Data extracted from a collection
>>>>

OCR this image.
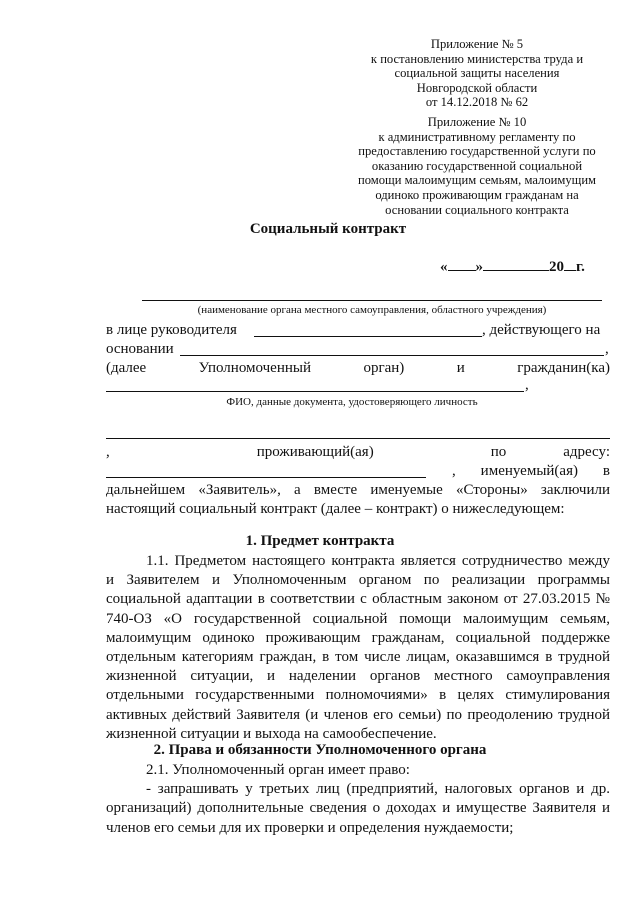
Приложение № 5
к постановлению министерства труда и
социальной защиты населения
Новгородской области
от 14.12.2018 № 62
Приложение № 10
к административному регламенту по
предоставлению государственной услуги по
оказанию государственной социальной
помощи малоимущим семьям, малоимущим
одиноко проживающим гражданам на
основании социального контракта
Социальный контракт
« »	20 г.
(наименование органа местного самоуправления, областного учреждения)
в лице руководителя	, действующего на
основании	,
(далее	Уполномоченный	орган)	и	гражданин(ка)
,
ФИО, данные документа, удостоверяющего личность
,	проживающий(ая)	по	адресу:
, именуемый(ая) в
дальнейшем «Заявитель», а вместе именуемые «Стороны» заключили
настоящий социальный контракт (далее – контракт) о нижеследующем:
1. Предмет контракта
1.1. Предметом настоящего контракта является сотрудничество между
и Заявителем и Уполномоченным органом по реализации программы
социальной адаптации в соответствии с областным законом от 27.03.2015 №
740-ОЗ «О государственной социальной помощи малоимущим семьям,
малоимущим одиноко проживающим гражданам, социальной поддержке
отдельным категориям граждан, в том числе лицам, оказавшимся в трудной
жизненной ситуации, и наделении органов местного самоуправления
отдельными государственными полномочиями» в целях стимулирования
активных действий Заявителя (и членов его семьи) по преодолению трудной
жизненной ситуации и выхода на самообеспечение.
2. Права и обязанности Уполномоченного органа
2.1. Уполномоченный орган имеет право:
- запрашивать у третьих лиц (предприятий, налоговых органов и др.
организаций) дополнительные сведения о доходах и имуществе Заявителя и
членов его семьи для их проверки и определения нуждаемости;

<<<<

WHAT IS EXPECTED: Track down all lines above with the string "помощи" and copy them.

EXERCISE OUTPUT:
помощи малоимущим семьям, малоимущим
740-ОЗ «О государственной социальной помощи малоимущим семьям,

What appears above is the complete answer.